▶ **Given task**: Pick out each line in these entries that contains the string "спицу".
## Start Input rows
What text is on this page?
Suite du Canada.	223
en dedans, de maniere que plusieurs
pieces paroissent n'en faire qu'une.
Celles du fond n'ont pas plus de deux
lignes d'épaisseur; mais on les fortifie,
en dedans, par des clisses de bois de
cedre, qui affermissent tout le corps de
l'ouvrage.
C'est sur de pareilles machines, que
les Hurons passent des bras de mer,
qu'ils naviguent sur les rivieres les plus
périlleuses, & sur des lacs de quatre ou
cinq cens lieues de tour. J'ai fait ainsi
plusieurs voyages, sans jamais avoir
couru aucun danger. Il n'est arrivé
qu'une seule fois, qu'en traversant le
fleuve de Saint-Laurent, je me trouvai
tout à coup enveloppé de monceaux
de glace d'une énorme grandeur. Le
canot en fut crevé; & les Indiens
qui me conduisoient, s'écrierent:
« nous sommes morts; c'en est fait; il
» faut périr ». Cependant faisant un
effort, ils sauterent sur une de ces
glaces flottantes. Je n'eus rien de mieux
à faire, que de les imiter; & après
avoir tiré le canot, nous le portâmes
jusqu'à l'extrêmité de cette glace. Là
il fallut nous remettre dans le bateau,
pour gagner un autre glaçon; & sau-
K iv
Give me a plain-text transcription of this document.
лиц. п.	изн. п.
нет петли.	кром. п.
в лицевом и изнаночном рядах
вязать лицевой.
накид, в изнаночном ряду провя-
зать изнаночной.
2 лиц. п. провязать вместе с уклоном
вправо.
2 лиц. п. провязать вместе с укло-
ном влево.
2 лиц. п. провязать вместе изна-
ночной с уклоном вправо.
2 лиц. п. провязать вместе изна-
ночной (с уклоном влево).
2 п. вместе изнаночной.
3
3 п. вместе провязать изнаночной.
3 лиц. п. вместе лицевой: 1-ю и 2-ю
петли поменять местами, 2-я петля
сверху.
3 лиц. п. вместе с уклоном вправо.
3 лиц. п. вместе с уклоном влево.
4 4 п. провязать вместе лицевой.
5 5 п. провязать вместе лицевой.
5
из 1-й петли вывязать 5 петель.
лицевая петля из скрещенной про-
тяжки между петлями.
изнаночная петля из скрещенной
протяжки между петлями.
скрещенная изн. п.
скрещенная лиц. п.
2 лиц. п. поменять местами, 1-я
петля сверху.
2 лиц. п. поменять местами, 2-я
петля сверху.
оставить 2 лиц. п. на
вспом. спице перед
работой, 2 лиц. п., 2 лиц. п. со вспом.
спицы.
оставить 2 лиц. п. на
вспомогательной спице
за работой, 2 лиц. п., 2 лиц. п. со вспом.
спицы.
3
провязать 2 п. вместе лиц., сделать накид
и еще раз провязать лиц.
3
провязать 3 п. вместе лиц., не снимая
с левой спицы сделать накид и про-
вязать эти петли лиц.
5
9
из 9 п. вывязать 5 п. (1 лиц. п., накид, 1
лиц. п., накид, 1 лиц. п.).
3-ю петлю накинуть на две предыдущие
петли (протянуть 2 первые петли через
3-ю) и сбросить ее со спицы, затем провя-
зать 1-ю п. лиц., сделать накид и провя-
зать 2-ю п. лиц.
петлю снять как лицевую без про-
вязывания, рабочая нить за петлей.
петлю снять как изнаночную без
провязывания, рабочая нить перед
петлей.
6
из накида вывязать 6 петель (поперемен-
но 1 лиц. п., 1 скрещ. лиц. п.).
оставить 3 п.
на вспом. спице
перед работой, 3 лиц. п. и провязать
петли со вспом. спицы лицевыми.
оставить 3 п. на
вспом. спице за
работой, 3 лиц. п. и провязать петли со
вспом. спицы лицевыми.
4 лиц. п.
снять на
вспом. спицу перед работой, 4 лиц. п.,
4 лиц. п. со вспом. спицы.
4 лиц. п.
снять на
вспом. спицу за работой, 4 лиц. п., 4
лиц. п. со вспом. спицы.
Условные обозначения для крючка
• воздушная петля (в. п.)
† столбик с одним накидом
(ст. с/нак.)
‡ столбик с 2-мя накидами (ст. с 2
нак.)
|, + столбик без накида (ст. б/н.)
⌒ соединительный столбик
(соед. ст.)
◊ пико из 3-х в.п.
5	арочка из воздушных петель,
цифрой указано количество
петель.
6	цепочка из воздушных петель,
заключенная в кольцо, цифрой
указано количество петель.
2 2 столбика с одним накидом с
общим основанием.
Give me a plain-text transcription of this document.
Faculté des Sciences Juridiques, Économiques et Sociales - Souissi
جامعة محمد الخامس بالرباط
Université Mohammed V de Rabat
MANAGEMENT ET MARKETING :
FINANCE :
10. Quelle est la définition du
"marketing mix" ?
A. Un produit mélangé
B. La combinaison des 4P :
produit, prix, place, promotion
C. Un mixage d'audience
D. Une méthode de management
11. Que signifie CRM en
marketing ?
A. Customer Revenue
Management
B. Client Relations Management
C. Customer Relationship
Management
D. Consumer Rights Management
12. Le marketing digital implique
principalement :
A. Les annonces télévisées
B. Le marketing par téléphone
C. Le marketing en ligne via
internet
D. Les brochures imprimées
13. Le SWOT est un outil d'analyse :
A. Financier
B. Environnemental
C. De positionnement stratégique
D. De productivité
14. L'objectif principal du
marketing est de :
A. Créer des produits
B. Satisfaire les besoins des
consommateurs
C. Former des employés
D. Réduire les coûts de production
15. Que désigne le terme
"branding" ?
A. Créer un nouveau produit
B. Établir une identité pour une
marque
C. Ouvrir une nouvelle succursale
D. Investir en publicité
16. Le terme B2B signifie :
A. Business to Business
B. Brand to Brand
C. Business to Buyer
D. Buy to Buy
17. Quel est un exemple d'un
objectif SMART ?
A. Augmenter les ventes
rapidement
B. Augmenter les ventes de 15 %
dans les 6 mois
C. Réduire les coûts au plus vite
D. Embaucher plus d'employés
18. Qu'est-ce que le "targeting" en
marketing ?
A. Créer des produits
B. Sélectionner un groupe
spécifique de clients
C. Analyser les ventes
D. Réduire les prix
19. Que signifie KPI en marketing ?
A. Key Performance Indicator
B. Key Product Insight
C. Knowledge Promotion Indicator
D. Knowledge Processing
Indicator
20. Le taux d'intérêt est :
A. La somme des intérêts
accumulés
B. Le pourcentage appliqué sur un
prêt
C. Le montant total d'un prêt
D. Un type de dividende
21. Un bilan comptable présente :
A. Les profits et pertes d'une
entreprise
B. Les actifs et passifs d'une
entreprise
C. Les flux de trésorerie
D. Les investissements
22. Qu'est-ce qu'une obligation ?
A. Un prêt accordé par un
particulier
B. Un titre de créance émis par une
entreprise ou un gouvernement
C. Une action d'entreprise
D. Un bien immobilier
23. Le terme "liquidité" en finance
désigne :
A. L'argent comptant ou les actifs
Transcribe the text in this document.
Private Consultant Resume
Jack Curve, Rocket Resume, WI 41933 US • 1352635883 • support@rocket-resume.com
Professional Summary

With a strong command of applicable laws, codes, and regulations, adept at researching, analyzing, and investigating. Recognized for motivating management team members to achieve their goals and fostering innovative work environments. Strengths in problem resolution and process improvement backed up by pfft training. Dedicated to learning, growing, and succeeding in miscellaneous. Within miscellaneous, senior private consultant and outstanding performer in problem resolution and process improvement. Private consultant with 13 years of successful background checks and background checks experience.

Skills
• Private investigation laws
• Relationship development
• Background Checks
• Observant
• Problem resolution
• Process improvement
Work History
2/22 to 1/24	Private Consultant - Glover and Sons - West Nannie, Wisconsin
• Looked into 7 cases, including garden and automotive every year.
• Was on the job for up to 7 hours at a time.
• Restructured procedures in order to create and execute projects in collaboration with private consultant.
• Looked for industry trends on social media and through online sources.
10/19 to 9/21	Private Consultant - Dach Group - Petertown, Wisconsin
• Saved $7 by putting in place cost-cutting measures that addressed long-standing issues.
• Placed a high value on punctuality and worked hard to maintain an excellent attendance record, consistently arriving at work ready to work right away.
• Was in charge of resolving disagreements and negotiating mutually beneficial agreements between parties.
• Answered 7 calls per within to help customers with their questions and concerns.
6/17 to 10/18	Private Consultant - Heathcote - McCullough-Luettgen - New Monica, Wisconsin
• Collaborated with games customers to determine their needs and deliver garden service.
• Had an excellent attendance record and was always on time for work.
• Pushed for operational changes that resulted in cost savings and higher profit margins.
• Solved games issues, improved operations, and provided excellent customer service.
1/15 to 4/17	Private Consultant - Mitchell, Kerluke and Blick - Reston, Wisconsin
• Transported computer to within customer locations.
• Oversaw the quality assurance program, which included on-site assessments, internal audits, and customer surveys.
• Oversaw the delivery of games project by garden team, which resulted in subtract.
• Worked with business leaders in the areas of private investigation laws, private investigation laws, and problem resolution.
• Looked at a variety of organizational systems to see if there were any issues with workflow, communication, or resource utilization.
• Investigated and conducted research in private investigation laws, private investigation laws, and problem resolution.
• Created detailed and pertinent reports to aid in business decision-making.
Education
## End Input rows
▶ **Answer in full**:
вспом. спицу перед работой, 4 лиц. п.,
вспом. спицу за работой, 4 лиц. п., 4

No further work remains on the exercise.